-- WHAT NEEDS TO BE DONE --
In the data below, which lines contain "beruhigende"? List them by copying each one.

===== PROVIDED DATA =====

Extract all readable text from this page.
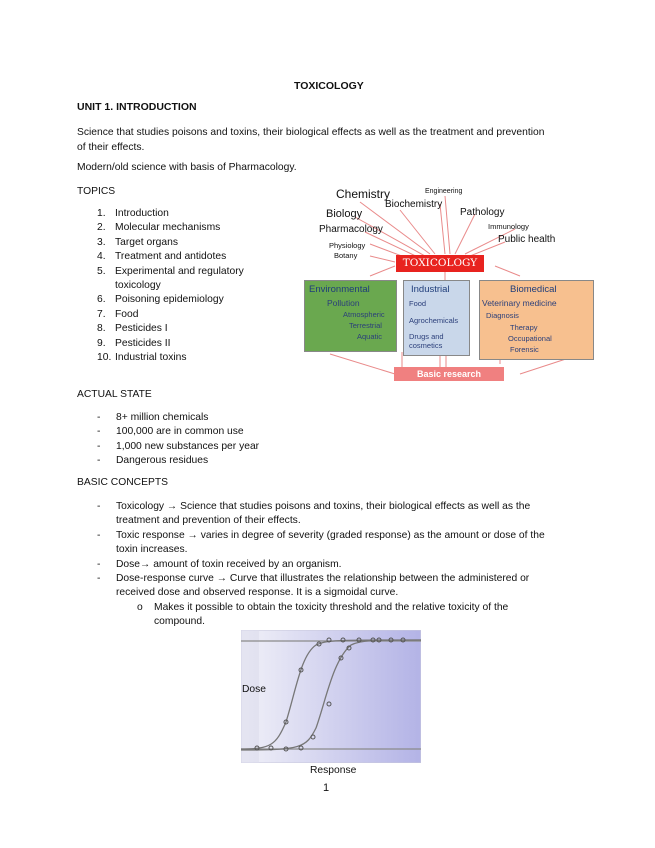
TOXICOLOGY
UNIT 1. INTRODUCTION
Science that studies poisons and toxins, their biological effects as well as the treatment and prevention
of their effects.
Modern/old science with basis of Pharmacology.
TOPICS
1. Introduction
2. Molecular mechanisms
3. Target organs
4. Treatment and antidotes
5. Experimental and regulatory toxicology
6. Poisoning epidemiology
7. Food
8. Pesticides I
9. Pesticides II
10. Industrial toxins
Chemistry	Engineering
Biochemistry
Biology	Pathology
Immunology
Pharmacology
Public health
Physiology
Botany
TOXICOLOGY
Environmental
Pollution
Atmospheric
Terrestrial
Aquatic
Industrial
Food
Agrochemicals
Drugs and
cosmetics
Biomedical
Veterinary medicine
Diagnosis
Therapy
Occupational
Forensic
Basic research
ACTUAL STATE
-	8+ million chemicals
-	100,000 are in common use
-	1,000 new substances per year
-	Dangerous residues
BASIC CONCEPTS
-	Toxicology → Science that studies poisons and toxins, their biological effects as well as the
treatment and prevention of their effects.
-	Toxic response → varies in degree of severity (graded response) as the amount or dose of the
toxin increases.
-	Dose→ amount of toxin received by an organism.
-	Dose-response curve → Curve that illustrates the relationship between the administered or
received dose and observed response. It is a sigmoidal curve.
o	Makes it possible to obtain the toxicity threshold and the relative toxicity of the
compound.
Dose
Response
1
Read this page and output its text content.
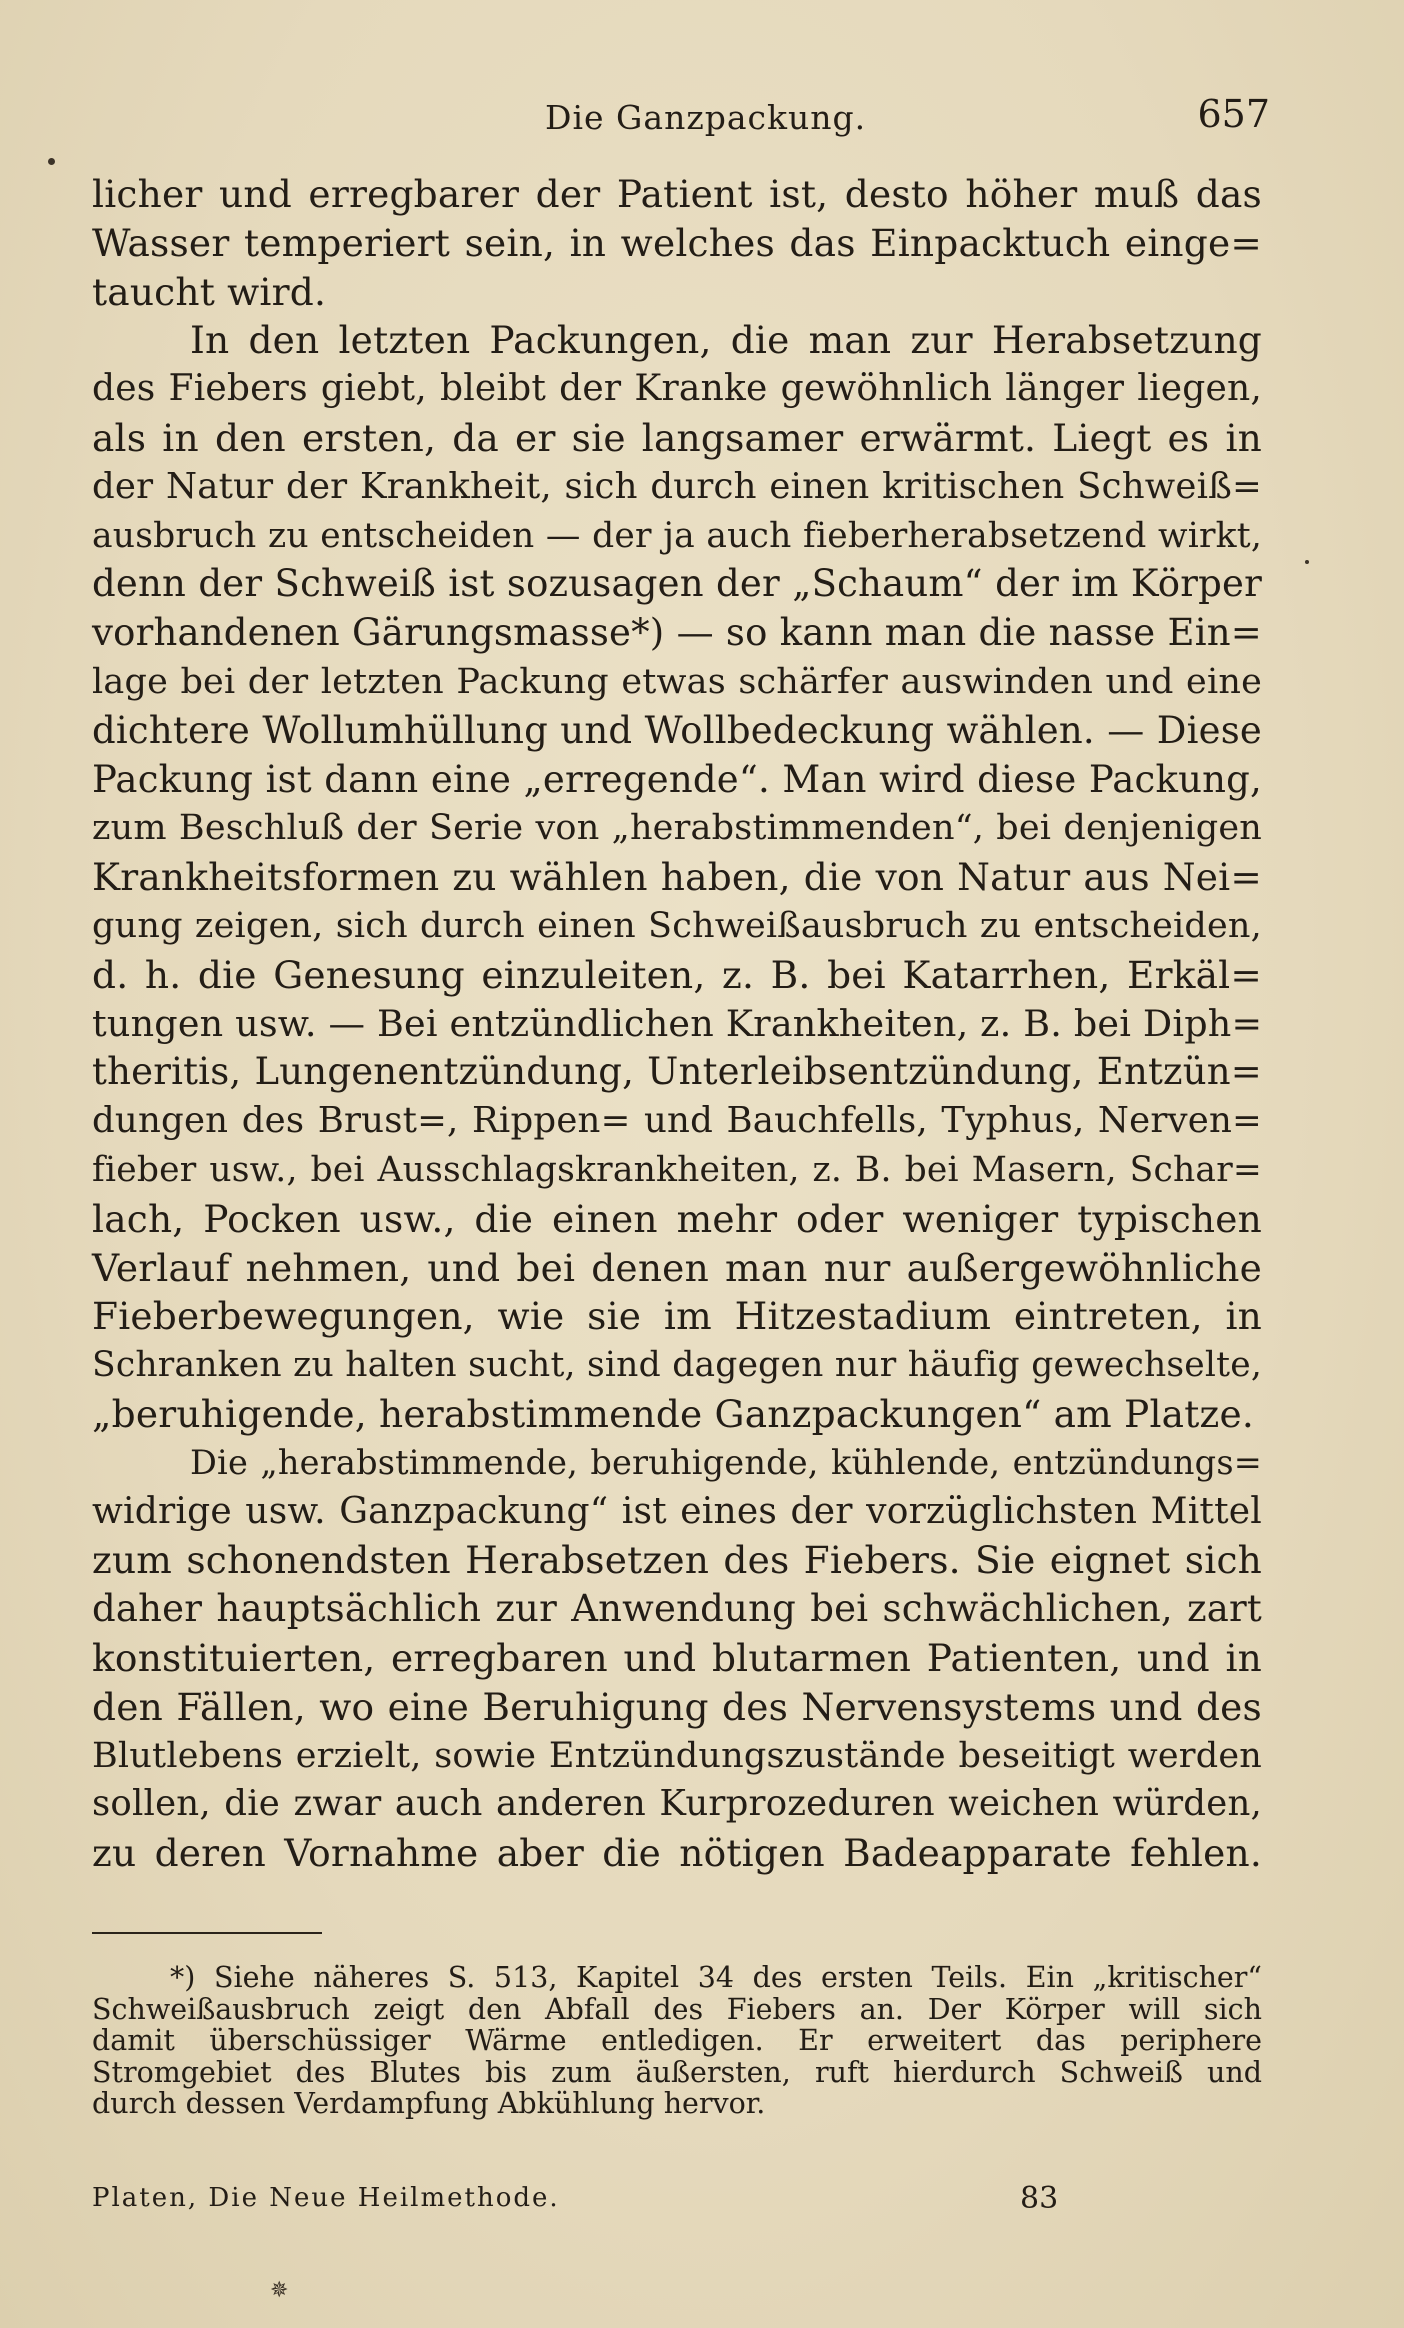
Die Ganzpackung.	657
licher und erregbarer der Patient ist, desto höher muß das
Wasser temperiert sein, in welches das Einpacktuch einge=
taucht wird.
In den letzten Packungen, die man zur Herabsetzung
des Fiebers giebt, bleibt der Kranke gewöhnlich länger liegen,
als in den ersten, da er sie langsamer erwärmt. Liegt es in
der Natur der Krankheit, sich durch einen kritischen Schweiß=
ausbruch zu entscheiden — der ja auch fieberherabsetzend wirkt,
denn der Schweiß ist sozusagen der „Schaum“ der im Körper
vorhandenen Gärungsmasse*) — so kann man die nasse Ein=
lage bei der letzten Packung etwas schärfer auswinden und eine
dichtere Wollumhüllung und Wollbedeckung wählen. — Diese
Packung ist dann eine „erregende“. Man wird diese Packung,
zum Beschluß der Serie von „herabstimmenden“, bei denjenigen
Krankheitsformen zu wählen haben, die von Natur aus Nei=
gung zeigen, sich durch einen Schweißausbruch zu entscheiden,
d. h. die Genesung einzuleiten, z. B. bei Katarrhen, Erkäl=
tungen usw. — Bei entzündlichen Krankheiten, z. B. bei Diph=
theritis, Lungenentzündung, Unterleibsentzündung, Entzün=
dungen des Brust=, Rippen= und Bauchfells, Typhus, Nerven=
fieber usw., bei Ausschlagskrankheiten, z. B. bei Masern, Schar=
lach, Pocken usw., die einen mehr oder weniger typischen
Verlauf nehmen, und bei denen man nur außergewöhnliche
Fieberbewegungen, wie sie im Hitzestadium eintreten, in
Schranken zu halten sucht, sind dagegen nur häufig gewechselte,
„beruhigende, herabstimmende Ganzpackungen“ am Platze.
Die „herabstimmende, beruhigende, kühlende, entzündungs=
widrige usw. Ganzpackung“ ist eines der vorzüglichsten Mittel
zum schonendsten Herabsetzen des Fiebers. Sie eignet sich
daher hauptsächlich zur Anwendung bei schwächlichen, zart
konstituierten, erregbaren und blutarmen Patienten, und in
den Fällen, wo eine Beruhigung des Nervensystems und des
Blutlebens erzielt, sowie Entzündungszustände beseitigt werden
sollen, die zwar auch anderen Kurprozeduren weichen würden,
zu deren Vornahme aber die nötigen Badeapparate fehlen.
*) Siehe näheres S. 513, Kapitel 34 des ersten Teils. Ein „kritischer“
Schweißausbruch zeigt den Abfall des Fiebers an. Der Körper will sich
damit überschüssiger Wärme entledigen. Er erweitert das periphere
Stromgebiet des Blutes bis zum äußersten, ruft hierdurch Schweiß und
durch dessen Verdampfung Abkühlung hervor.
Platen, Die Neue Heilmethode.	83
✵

=====

-- RESPONSE AREA --
„beruhigende, herabstimmende Ganzpackungen“ am Platze.
Die „herabstimmende, beruhigende, kühlende, entzündungs=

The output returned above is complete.